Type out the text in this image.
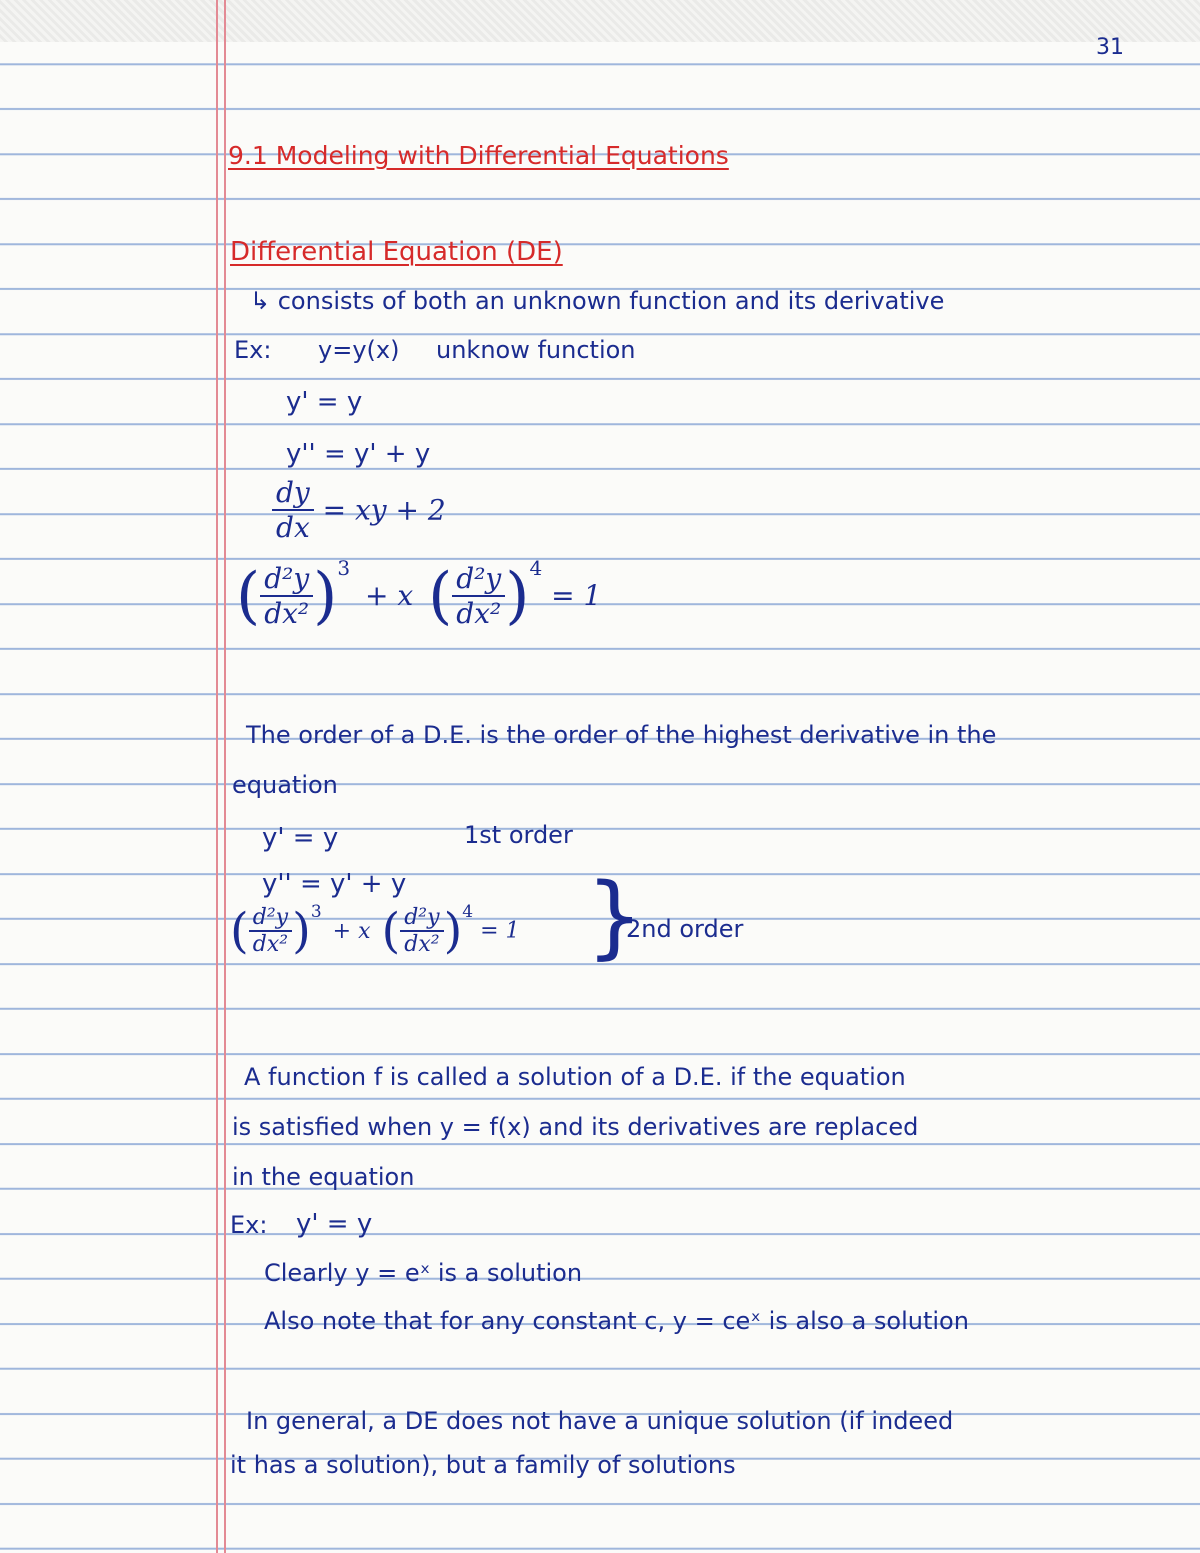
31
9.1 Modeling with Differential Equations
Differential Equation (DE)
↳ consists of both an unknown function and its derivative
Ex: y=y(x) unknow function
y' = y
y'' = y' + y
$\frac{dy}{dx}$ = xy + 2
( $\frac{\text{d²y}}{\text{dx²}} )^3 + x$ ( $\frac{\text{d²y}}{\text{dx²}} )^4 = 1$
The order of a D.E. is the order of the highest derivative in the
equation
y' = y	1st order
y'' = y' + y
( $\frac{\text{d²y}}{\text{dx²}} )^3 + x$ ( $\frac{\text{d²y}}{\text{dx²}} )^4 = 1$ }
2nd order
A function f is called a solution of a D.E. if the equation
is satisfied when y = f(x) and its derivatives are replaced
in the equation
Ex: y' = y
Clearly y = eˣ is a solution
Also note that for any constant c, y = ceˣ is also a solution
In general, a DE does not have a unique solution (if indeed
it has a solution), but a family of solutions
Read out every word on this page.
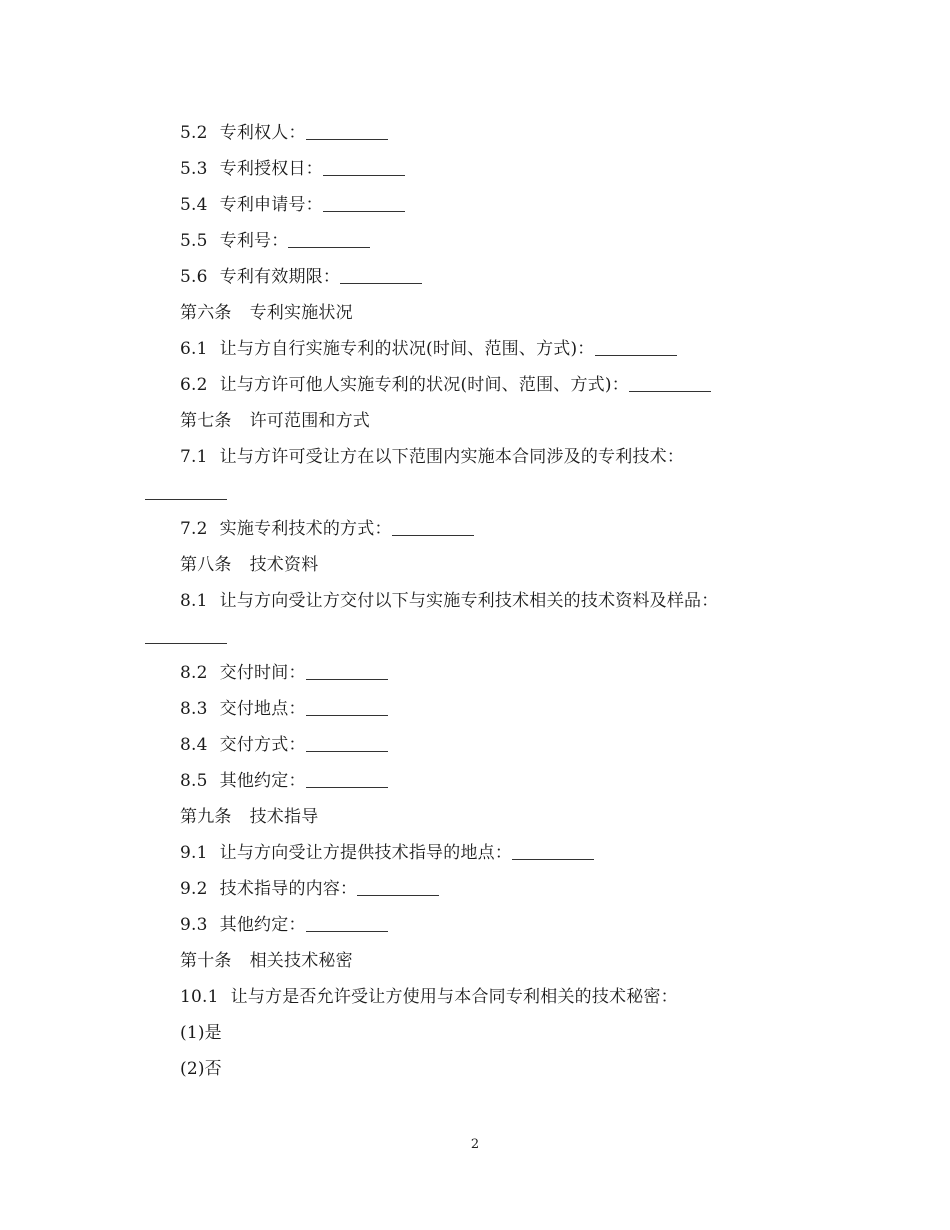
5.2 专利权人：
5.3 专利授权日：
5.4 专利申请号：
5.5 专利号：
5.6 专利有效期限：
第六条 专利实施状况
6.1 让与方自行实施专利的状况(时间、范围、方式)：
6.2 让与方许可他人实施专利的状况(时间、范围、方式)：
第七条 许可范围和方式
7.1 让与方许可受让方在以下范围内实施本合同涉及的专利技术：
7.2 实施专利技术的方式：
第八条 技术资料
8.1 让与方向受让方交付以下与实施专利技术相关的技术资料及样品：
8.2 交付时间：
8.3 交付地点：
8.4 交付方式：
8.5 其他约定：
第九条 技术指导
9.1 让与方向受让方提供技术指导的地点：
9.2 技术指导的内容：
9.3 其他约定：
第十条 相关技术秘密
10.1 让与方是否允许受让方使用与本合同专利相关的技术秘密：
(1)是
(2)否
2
☆ ☆ ☆ ☆ ☆ ☆ ☆
§ PROBLEM TO WORK ON
Print the complete listing exactly, apart from any pictures.

§ TASK RESPONSE
Type out the text in this image.
31
9.1 Modeling with Differential Equations
Differential Equation (DE)
↳ consists of both an unknown function and its derivative
Ex: y=y(x) unknow function
y' = y
y'' = y' + y
$\frac{dy}{dx}$ = xy + 2
( $\frac{\text{d²y}}{\text{dx²}} )^3 + x$ ( $\frac{\text{d²y}}{\text{dx²}} )^4 = 1$
The order of a D.E. is the order of the highest derivative in the
equation
y' = y	1st order
y'' = y' + y
( $\frac{\text{d²y}}{\text{dx²}} )^3 + x$ ( $\frac{\text{d²y}}{\text{dx²}} )^4 = 1$ }
2nd order
A function f is called a solution of a D.E. if the equation
is satisfied when y = f(x) and its derivatives are replaced
in the equation
Ex: y' = y
Clearly y = eˣ is a solution
Also note that for any constant c, y = ceˣ is also a solution
In general, a DE does not have a unique solution (if indeed
it has a solution), but a family of solutions
Read out every word on this page.
5.2 专利权人：
5.3 专利授权日：
5.4 专利申请号：
5.5 专利号：
5.6 专利有效期限：
第六条 专利实施状况
6.1 让与方自行实施专利的状况(时间、范围、方式)：
6.2 让与方许可他人实施专利的状况(时间、范围、方式)：
第七条 许可范围和方式
7.1 让与方许可受让方在以下范围内实施本合同涉及的专利技术：
7.2 实施专利技术的方式：
第八条 技术资料
8.1 让与方向受让方交付以下与实施专利技术相关的技术资料及样品：
8.2 交付时间：
8.3 交付地点：
8.4 交付方式：
8.5 其他约定：
第九条 技术指导
9.1 让与方向受让方提供技术指导的地点：
9.2 技术指导的内容：
9.3 其他约定：
第十条 相关技术秘密
10.1 让与方是否允许受让方使用与本合同专利相关的技术秘密：
(1)是
(2)否
2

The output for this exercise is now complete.